§ Exercise
Lift out each line of the data that holds "name".

§ Materials provided
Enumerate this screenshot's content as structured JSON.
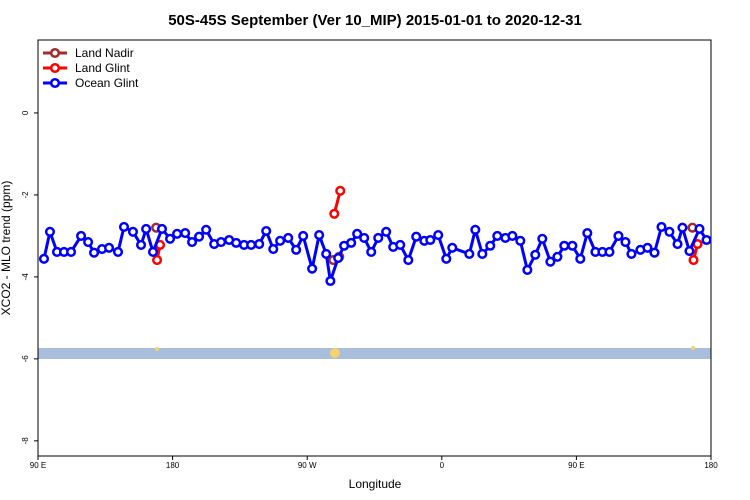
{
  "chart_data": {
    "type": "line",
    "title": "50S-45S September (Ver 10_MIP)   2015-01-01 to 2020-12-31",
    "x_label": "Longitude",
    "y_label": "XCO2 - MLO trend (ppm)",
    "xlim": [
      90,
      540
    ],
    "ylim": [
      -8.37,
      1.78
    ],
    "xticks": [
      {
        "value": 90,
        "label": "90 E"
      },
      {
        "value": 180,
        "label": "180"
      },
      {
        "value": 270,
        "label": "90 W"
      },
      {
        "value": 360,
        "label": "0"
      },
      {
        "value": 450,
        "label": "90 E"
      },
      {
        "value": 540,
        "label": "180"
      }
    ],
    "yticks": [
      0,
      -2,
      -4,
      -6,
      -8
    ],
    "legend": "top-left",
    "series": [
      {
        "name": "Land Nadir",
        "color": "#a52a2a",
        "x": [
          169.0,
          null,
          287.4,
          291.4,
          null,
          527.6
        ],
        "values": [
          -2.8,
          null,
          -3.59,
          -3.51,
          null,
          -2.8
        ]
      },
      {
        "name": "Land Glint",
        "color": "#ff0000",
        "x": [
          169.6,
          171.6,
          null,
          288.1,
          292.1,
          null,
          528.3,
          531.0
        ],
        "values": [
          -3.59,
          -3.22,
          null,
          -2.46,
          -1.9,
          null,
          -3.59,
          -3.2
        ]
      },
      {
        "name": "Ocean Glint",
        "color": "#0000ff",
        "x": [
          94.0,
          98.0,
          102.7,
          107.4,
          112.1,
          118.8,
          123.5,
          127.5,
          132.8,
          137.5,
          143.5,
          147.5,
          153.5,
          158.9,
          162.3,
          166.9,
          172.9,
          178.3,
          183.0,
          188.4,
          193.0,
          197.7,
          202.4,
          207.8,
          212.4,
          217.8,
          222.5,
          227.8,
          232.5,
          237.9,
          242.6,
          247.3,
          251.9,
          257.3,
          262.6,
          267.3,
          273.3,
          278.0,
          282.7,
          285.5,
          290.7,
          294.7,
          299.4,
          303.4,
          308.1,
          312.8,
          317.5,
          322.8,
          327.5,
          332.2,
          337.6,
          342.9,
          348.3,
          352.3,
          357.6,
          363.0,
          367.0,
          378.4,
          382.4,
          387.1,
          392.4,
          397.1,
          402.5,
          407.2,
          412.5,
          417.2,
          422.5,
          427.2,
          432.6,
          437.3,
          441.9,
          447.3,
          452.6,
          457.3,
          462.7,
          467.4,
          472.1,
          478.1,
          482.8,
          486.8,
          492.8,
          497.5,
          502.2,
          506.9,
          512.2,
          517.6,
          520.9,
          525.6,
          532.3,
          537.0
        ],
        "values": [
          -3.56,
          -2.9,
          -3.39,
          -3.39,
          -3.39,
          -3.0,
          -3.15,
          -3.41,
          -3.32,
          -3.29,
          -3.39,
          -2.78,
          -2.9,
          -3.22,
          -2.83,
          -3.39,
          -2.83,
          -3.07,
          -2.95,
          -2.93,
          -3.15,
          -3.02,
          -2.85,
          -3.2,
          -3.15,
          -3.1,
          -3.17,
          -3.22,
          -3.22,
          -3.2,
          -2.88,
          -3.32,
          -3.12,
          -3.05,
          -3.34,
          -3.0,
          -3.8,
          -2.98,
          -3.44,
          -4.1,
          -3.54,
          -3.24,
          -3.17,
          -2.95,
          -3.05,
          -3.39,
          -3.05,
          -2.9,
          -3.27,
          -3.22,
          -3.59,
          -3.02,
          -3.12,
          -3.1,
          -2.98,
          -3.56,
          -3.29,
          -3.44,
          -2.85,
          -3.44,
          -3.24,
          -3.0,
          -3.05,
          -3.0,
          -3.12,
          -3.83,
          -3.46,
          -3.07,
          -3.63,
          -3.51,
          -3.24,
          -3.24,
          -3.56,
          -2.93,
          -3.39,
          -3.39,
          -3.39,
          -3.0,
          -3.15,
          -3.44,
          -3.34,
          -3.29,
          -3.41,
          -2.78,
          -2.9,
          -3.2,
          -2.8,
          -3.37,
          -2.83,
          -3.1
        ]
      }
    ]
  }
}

---

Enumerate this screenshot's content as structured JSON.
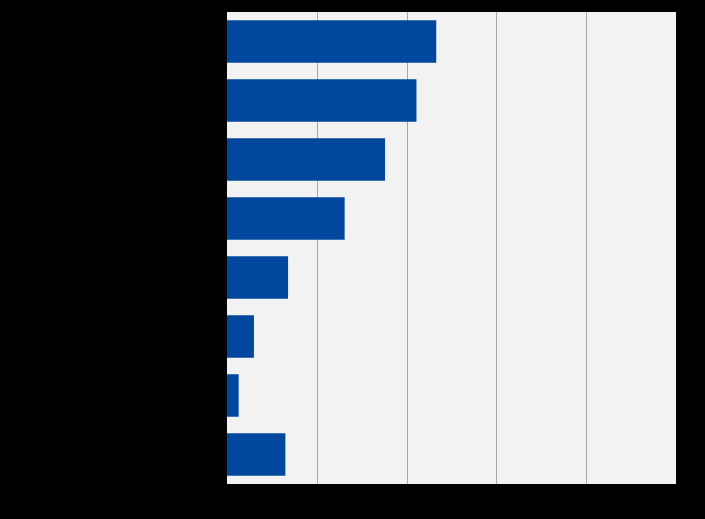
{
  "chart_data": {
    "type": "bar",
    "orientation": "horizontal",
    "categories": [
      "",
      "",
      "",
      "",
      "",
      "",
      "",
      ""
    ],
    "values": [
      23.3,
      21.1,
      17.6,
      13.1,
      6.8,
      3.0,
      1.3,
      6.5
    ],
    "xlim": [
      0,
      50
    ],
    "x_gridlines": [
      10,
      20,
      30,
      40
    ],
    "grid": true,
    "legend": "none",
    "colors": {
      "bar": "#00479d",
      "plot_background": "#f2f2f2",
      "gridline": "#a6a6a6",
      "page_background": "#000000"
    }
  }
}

§ Result of this task
        "name": "Land Nadir",
        "name": "Land Glint",
        "name": "Ocean Glint",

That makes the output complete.